Task: Copy every line in which the string "Varro" occurs.

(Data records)

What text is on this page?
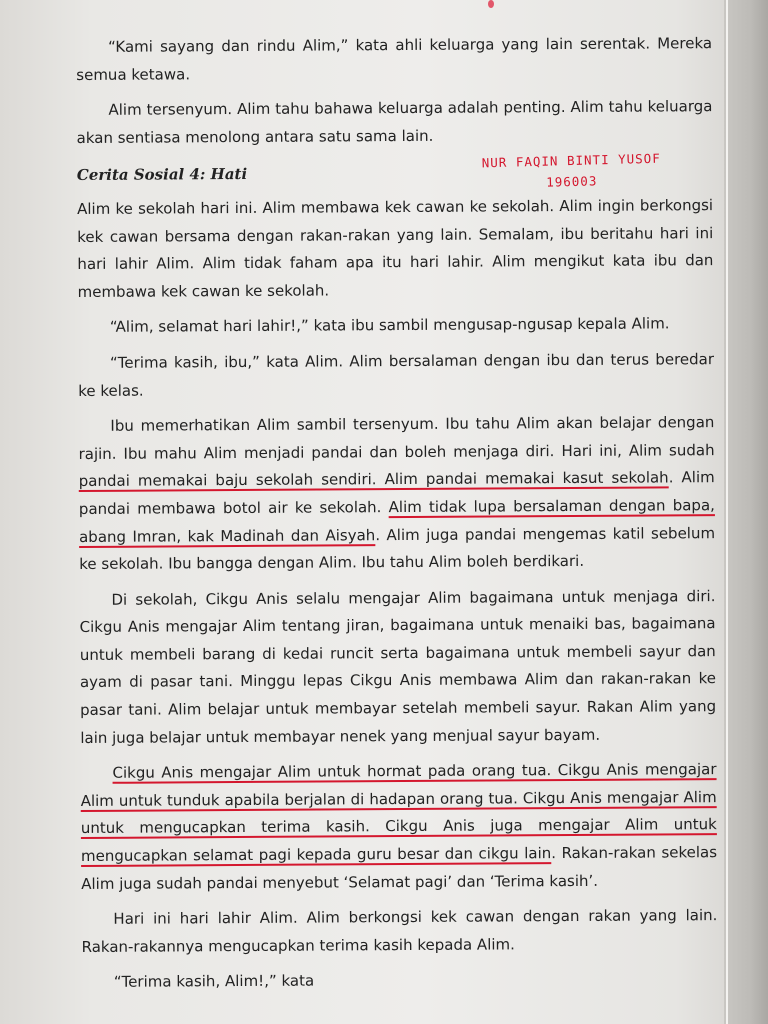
“Kami sayang dan rindu Alim,” kata ahli keluarga yang lain serentak. Mereka semua ketawa.

Alim tersenyum. Alim tahu bahawa keluarga adalah penting. Alim tahu keluarga akan sentiasa menolong antara satu sama lain.

Cerita Sosial 4: Hati

Alim ke sekolah hari ini. Alim membawa kek cawan ke sekolah. Alim ingin berkongsi kek cawan bersama dengan rakan-rakan yang lain. Semalam, ibu beritahu hari ini hari lahir Alim. Alim tidak faham apa itu hari lahir. Alim mengikut kata ibu dan membawa kek cawan ke sekolah.

“Alim, selamat hari lahir!,” kata ibu sambil mengusap-ngusap kepala Alim.

“Terima kasih, ibu,” kata Alim. Alim bersalaman dengan ibu dan terus beredar ke kelas.

Ibu memerhatikan Alim sambil tersenyum. Ibu tahu Alim akan belajar dengan rajin. Ibu mahu Alim menjadi pandai dan boleh menjaga diri. Hari ini, Alim sudah pandai memakai baju sekolah sendiri. Alim pandai memakai kasut sekolah. Alim pandai membawa botol air ke sekolah. Alim tidak lupa bersalaman dengan bapa, abang Imran, kak Madinah dan Aisyah. Alim juga pandai mengemas katil sebelum ke sekolah. Ibu bangga dengan Alim. Ibu tahu Alim boleh berdikari.

Di sekolah, Cikgu Anis selalu mengajar Alim bagaimana untuk menjaga diri. Cikgu Anis mengajar Alim tentang jiran, bagaimana untuk menaiki bas, bagaimana untuk membeli barang di kedai runcit serta bagaimana untuk membeli sayur dan ayam di pasar tani. Minggu lepas Cikgu Anis membawa Alim dan rakan-rakan ke pasar tani. Alim belajar untuk membayar setelah membeli sayur. Rakan Alim yang lain juga belajar untuk membayar nenek yang menjual sayur bayam.

Cikgu Anis mengajar Alim untuk hormat pada orang tua. Cikgu Anis mengajar Alim untuk tunduk apabila berjalan di hadapan orang tua. Cikgu Anis mengajar Alim untuk mengucapkan terima kasih. Cikgu Anis juga mengajar Alim untuk mengucapkan selamat pagi kepada guru besar dan cikgu lain. Rakan-rakan sekelas Alim juga sudah pandai menyebut ‘Selamat pagi’ dan ‘Terima kasih’.

Hari ini hari lahir Alim. Alim berkongsi kek cawan dengan rakan yang lain. Rakan-rakannya mengucapkan terima kasih kepada Alim.

“Terima kasih, Alim!,” kata

NUR FAQIN BINTI YUSOF
196003
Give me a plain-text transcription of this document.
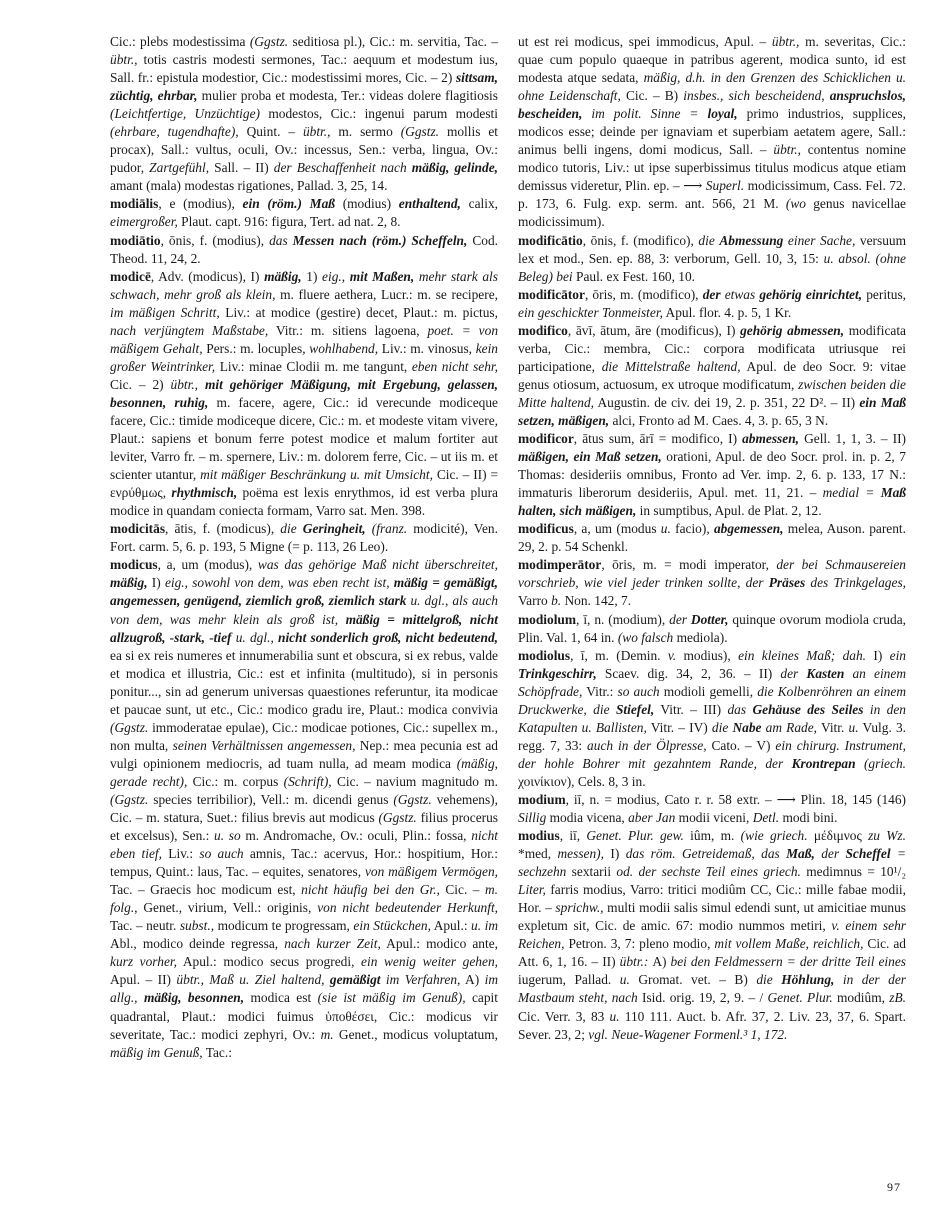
Cic.: plebs modestissima (Ggstz. seditiosa pl.), Cic.: m. servitia, Tac. – übtr., totis castris modesti sermones, Tac.: aequum et modestum ius, Sall. fr.: epistula modestior, Cic.: modestissimi mores, Cic. – 2) sittsam, züchtig, ehrbar, mulier proba et modesta, Ter.: videas dolere flagitiosis (Leichtfertige, Unzüchtige) modestos, Cic.: ingenui parum modesti (ehrbare, tugendhafte), Quint. – übtr., m. sermo (Ggstz. mollis et procax), Sall.: vultus, oculi, Ov.: incessus, Sen.: verba, lingua, Ov.: pudor, Zartgefühl, Sall. – II) der Beschaffenheit nach mäßig, gelinde, amant (mala) modestas rigationes, Pallad. 3, 25, 14.

modiālis, e (modius), ein (röm.) Maß (modius) enthaltend, calix, eimergroßer, Plaut. capt. 916: figura, Tert. ad nat. 2, 8.

modiātio, ōnis, f. (modius), das Messen nach (röm.) Scheffeln, Cod. Theod. 11, 24, 2.

modicē, Adv. (modicus), I) mäßig, 1) eig., mit Maßen, mehr stark als schwach, mehr groß als klein, m. fluere aethera, Lucr.: m. se recipere, im mäßigen Schritt, Liv.: at modice (gestire) decet, Plaut.: m. pictus, nach verjüngtem Maßstabe, Vitr.: m. sitiens lagoena, poet. = von mäßigem Gehalt, Pers.: m. locuples, wohlhabend, Liv.: m. vinosus, kein großer Weintrinker, Liv.: minae Clodii m. me tangunt, eben nicht sehr, Cic. – 2) übtr., mit gehöriger Mäßigung, mit Ergebung, gelassen, besonnen, ruhig, m. facere, agere, Cic.: id verecunde modiceque facere, Cic.: timide modiceque dicere, Cic.: m. et modeste vitam vivere, Plaut.: sapiens et bonum ferre potest modice et malum fortiter aut leviter, Varro fr. – m. spernere, Liv.: m. dolorem ferre, Cic. – ut iis m. et scienter utantur, mit mäßiger Beschränkung u. mit Umsicht, Cic. – II) = ενρύθμως, rhythmisch, poëma est lexis enrythmos, id est verba plura modice in quandam coniecta formam, Varro sat. Men. 398.

modicitās, ātis, f. (modicus), die Geringheit, (franz. modicité), Ven. Fort. carm. 5, 6. p. 193, 5 Migne (= p. 113, 26 Leo).

modicus, a, um (modus), was das gehörige Maß nicht überschreitet, mäßig, I) eig., sowohl von dem, was eben recht ist, mäßig = gemäßigt, angemessen, genügend, ziemlich groß, ziemlich stark u. dgl., als auch von dem, was mehr klein als groß ist, mäßig = mittelgroß, nicht allzugroß, -stark, -tief u. dgl., nicht sonderlich groß, nicht bedeutend, ea si ex reis numeres et innumerabilia sunt et obscura, si ex rebus, valde et modica et illustria, Cic.: est et infinita (multitudo), si in personis ponitur..., sin ad generum universas quaestiones referuntur, ita modicae et paucae sunt, ut etc., Cic.: modico gradu ire, Plaut.: modica convivia (Ggstz. immoderatae epulae), Cic.: modicae potiones, Cic.: supellex m., non multa, seinen Verhältnissen angemessen, Nep.: mea pecunia est ad vulgi opinionem mediocris, ad tuam nulla, ad meam modica (mäßig, gerade recht), Cic.: m. corpus (Schrift), Cic. – navium magnitudo m. (Ggstz. species terribilior), Vell.: m. dicendi genus (Ggstz. vehemens), Cic. – m. statura, Suet.: filius brevis aut modicus (Ggstz. filius procerus et excelsus), Sen.: u. so m. Andromache, Ov.: oculi, Plin.: fossa, nicht eben tief, Liv.: so auch amnis, Tac.: acervus, Hor.: hospitium, Hor.: tempus, Quint.: laus, Tac. – equites, senatores, von mäßigem Vermögen, Tac. – Graecis hoc modicum est, nicht häufig bei den Gr., Cic. – m. folg., Genet., virium, Vell.: originis, von nicht bedeutender Herkunft, Tac. – neutr. subst., modicum te progressam, ein Stückchen, Apul.: u. im Abl., modico deinde regressa, nach kurzer Zeit, Apul.: modico ante, kurz vorher, Apul.: modico secus progredi, ein wenig weiter gehen, Apul. – II) übtr., Maß u. Ziel haltend, gemäßigt im Verfahren, A) im allg., mäßig, besonnen, modica est (sie ist mäßig im Genuß), capit quadrantal, Plaut.: modici fuimus ὑποθέσει, Cic.: modicus vir severitate, Tac.: modici zephyri, Ov.: m. Genet., modicus voluptatum, mäßig im Genuß, Tac.:

ut est rei modicus, spei immodicus, Apul. – übtr., m. severitas, Cic.: quae cum populo quaeque in patribus agerent, modica sunto, id est modesta atque sedata, mäßig, d.h. in den Grenzen des Schicklichen u. ohne Leidenschaft, Cic. – B) insbes., sich bescheidend, anspruchslos, bescheiden, im polit. Sinne = loyal, primo industrios, supplices, modicos esse; deinde per ignaviam et superbiam aetatem agere, Sall.: animus belli ingens, domi modicus, Sall. – übtr., contentus nomine modico tutoris, Liv.: ut ipse superbissimus titulus modicus atque etiam demissus videretur, Plin. ep. – ⟶ Superl. modicissimum, Cass. Fel. 72. p. 173, 6. Fulg. exp. serm. ant. 566, 21 M. (wo genus navicellae modicissimum).

modificātio, ōnis, f. (modifico), die Abmessung einer Sache, versuum lex et mod., Sen. ep. 88, 3: verborum, Gell. 10, 3, 15: u. absol. (ohne Beleg) bei Paul. ex Fest. 160, 10.

modificātor, ōris, m. (modifico), der etwas gehörig einrichtet, peritus, ein geschickter Tonmeister, Apul. flor. 4. p. 5, 1 Kr.

modifico, āvī, ātum, āre (modificus), I) gehörig abmessen, modificata verba, Cic.: membra, Cic.: corpora modificata utriusque rei participatione, die Mittelstraße haltend, Apul. de deo Socr. 9: vitae genus otiosum, actuosum, ex utroque modificatum, zwischen beiden die Mitte haltend, Augustin. de civ. dei 19, 2. p. 351, 22 D². – II) ein Maß setzen, mäßigen, alci, Fronto ad M. Caes. 4, 3. p. 65, 3 N.

modificor, ātus sum, ārī = modifico, I) abmessen, Gell. 1, 1, 3. – II) mäßigen, ein Maß setzen, orationi, Apul. de deo Socr. prol. in. p. 2, 7 Thomas: desideriis omnibus, Fronto ad Ver. imp. 2, 6. p. 133, 17 N.: immaturis liberorum desideriis, Apul. met. 11, 21. – medial = Maß halten, sich mäßigen, in sumptibus, Apul. de Plat. 2, 12.

modificus, a, um (modus u. facio), abgemessen, melea, Auson. parent. 29, 2. p. 54 Schenkl.

modimperātor, ōris, m. = modi imperator, der bei Schmausereien vorschrieb, wie viel jeder trinken sollte, der Präses des Trinkgelages, Varro b. Non. 142, 7.

modiolum, ī, n. (modium), der Dotter, quinque ovorum modiola cruda, Plin. Val. 1, 64 in. (wo falsch mediola).

modiolus, ī, m. (Demin. v. modius), ein kleines Maß; dah. I) ein Trinkgeschirr, Scaev. dig. 34, 2, 36. – II) der Kasten an einem Schöpfrade, Vitr.: so auch modioli gemelli, die Kolbenröhren an einem Druckwerke, die Stiefel, Vitr. – III) das Gehäuse des Seiles in den Katapulten u. Ballisten, Vitr. – IV) die Nabe am Rade, Vitr. u. Vulg. 3. regg. 7, 33: auch in der Ölpresse, Cato. – V) ein chirurg. Instrument, der hohle Bohrer mit gezahntem Rande, der Krontrepan (griech. χοινίκιον), Cels. 8, 3 in.

modium, iī, n. = modius, Cato r. r. 58 extr. – ⟶ Plin. 18, 145 (146) Sillig modia vicena, aber Jan modii viceni, Detl. modi bini.

modius, iī, Genet. Plur. gew. iûm, m. (wie griech. μέδιμνος zu Wz. *med, messen), I) das röm. Getreidemaß, das Maß, der Scheffel = sechzehn sextarii od. der sechste Teil eines griech. medimnus = 10¹/₂ Liter, farris modius, Varro: tritici modiûm CC, Cic.: mille fabae modii, Hor. – sprichw., multi modii salis simul edendi sunt, ut amicitiae munus expletum sit, Cic. de amic. 67: modio nummos metiri, v. einem sehr Reichen, Petron. 3, 7: pleno modio, mit vollem Maße, reichlich, Cic. ad Att. 6, 1, 16. – II) übtr.: A) bei den Feldmessern = der dritte Teil eines iugerum, Pallad. u. Gromat. vet. – B) die Höhlung, in der der Mastbaum steht, nach Isid. orig. 19, 2, 9. – / Genet. Plur. modiûm, zB. Cic. Verr. 3, 83 u. 110 111. Auct. b. Afr. 37, 2. Liv. 23, 37, 6. Spart. Sever. 23, 2; vgl. Neue-Wagener Formenl.³ 1, 172.

97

Finished exercise:
modicē, Adv. (modicus), I) mäßig, 1) eig., mit Maßen, mehr stark als schwach, mehr groß als klein, m. fluere aethera, Lucr.: m. se recipere, im mäßigen Schritt, Liv.: at modice (gestire) decet, Plaut.: m. pictus, nach verjüngtem Maßstabe, Vitr.: m. sitiens lagoena, poet. = von mäßigem Gehalt, Pers.: m. locuples, wohlhabend, Liv.: m. vinosus, kein großer Weintrinker, Liv.: minae Clodii m. me tangunt, eben nicht sehr, Cic. – 2) übtr., mit gehöriger Mäßigung, mit Ergebung, gelassen, besonnen, ruhig, m. facere, agere, Cic.: id verecunde modiceque facere, Cic.: timide modiceque dicere, Cic.: m. et modeste vitam vivere, Plaut.: sapiens et bonum ferre potest modice et malum fortiter aut leviter, Varro fr. – m. spernere, Liv.: m. dolorem ferre, Cic. – ut iis m. et scienter utantur, mit mäßiger Beschränkung u. mit Umsicht, Cic. – II) = ενρύθμως, rhythmisch, poëma est lexis enrythmos, id est verba plura modice in quandam coniecta formam, Varro sat. Men. 398.
modimperātor, ōris, m. = modi imperator, der bei Schmausereien vorschrieb, wie viel jeder trinken sollte, der Präses des Trinkgelages, Varro b. Non. 142, 7.
modius, iī, Genet. Plur. gew. iûm, m. (wie griech. μέδιμνος zu Wz. *med, messen), I) das röm. Getreidemaß, das Maß, der Scheffel = sechzehn sextarii od. der sechste Teil eines griech. medimnus = 10¹/₂ Liter, farris modius, Varro: tritici modiûm CC, Cic.: mille fabae modii, Hor. – sprichw., multi modii salis simul edendi sunt, ut amicitiae munus expletum sit, Cic. de amic. 67: modio nummos metiri, v. einem sehr Reichen, Petron. 3, 7: pleno modio, mit vollem Maße, reichlich, Cic. ad Att. 6, 1, 16. – II) übtr.: A) bei den Feldmessern = der dritte Teil eines iugerum, Pallad. u. Gromat. vet. – B) die Höhlung, in der der Mastbaum steht, nach Isid. orig. 19, 2, 9. – / Genet. Plur. modiûm, zB. Cic. Verr. 3, 83 u. 110 111. Auct. b. Afr. 37, 2. Liv. 23, 37, 6. Spart. Sever. 23, 2; vgl. Neue-Wagener Formenl.³ 1, 172.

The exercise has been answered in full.